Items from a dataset
....................

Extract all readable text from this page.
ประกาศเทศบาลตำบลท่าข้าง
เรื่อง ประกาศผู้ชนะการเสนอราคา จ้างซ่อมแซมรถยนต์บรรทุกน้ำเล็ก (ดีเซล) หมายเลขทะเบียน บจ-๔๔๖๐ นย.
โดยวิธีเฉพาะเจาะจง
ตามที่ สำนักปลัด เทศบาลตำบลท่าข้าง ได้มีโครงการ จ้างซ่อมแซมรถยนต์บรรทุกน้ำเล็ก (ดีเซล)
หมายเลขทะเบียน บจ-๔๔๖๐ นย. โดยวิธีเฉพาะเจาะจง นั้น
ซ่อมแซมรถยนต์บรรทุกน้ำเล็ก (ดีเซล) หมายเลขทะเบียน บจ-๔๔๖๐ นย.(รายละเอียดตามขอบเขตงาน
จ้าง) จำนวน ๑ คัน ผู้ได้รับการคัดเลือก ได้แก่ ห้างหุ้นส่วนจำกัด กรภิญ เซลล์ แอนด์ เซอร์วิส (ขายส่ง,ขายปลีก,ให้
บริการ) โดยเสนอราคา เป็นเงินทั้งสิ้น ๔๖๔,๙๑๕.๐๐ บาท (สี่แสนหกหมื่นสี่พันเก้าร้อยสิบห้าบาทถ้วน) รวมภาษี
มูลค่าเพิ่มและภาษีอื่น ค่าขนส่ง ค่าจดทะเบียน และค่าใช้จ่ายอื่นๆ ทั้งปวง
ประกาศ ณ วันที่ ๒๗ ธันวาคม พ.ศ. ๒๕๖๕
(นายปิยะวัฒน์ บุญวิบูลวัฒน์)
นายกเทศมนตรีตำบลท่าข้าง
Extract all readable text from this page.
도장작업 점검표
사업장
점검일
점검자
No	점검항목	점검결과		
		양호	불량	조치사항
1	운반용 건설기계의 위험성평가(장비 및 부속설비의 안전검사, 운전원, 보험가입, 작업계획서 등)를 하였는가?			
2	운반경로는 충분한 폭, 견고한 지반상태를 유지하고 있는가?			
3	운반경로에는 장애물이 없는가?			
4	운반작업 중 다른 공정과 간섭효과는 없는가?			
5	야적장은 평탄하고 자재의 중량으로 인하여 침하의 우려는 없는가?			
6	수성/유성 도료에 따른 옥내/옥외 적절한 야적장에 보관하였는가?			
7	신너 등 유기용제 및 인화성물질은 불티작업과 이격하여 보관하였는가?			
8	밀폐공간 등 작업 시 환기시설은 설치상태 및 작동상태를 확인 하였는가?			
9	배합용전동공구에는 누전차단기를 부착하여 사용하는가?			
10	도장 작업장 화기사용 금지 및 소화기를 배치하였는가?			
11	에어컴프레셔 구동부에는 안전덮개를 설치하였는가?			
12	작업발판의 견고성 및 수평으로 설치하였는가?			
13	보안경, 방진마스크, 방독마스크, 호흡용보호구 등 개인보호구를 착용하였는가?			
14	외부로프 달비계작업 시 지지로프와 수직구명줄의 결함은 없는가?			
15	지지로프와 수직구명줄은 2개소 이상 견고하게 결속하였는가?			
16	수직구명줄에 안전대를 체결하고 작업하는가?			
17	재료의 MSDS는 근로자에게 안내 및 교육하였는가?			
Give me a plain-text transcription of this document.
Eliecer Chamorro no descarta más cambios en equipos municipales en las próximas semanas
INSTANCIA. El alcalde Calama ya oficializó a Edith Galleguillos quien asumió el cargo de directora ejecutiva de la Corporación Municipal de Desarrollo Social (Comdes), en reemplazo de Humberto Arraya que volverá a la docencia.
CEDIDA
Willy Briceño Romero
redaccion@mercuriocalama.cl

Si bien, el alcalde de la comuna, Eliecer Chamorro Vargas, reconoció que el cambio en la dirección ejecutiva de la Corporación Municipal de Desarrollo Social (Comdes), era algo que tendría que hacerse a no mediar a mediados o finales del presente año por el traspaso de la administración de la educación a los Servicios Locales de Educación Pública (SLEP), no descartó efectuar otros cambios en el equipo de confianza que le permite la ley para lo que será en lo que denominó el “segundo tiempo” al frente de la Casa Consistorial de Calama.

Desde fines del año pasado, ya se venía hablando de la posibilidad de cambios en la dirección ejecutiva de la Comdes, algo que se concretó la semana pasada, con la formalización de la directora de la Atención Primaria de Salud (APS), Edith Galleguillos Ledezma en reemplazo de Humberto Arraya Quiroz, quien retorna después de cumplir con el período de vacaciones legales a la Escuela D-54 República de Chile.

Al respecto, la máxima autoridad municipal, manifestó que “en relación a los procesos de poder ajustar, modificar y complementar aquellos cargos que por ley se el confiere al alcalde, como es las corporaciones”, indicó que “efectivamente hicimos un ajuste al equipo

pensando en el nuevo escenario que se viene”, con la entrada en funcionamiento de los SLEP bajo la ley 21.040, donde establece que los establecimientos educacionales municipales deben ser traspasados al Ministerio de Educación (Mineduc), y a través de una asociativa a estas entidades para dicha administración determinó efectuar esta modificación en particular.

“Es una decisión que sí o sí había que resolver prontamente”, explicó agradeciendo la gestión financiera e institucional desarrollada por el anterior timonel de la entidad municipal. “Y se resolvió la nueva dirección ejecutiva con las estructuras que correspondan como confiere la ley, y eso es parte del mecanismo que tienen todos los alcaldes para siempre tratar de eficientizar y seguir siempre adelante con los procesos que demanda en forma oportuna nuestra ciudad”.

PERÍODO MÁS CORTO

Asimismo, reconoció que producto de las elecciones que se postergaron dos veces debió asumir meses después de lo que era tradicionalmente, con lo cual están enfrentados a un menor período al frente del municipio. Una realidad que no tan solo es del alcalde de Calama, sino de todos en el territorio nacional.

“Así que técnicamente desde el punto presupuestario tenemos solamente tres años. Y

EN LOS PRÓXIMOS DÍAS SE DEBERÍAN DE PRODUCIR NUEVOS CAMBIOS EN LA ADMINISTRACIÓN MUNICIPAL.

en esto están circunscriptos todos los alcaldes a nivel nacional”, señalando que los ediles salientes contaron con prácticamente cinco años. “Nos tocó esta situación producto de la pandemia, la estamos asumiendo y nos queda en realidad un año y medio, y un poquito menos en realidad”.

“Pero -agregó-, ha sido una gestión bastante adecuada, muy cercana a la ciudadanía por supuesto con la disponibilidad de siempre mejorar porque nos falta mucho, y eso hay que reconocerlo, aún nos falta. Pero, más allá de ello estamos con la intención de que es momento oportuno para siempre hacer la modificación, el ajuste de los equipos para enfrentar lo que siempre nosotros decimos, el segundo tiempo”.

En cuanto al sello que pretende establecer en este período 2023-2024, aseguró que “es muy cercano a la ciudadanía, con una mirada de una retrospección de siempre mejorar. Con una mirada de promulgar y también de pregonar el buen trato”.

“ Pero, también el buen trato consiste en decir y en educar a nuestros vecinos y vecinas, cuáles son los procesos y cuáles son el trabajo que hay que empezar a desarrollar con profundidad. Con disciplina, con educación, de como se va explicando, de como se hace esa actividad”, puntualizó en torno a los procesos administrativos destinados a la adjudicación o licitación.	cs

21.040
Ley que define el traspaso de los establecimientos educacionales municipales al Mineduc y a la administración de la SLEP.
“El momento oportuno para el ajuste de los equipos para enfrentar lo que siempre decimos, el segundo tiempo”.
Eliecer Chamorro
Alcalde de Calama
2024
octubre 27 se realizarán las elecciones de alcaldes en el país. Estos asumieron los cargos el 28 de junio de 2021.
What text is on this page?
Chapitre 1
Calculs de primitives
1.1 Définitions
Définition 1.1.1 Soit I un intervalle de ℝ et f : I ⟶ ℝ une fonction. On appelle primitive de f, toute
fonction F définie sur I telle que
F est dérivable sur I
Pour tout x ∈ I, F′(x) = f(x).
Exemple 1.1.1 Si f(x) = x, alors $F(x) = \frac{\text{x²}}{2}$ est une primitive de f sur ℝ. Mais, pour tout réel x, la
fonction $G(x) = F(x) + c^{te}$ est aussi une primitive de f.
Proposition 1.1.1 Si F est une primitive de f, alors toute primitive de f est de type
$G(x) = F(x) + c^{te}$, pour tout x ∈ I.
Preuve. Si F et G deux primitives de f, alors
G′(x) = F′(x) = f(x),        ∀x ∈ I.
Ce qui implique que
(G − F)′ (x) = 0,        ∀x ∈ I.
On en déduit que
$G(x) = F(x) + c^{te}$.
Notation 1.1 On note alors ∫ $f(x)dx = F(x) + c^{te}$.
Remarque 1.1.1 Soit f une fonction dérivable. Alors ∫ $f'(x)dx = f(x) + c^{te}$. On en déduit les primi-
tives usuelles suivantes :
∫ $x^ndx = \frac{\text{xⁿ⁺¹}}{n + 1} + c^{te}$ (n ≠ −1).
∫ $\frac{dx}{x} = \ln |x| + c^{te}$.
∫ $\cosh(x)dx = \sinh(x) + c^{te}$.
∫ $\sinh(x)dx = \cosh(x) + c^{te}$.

....................

Find the lines holding "보관하였는가" and list every one.

6	수성/유성 도료에 따른 옥내/옥외 적절한 야적장에 보관하였는가?			
7	신너 등 유기용제 및 인화성물질은 불티작업과 이격하여 보관하였는가?			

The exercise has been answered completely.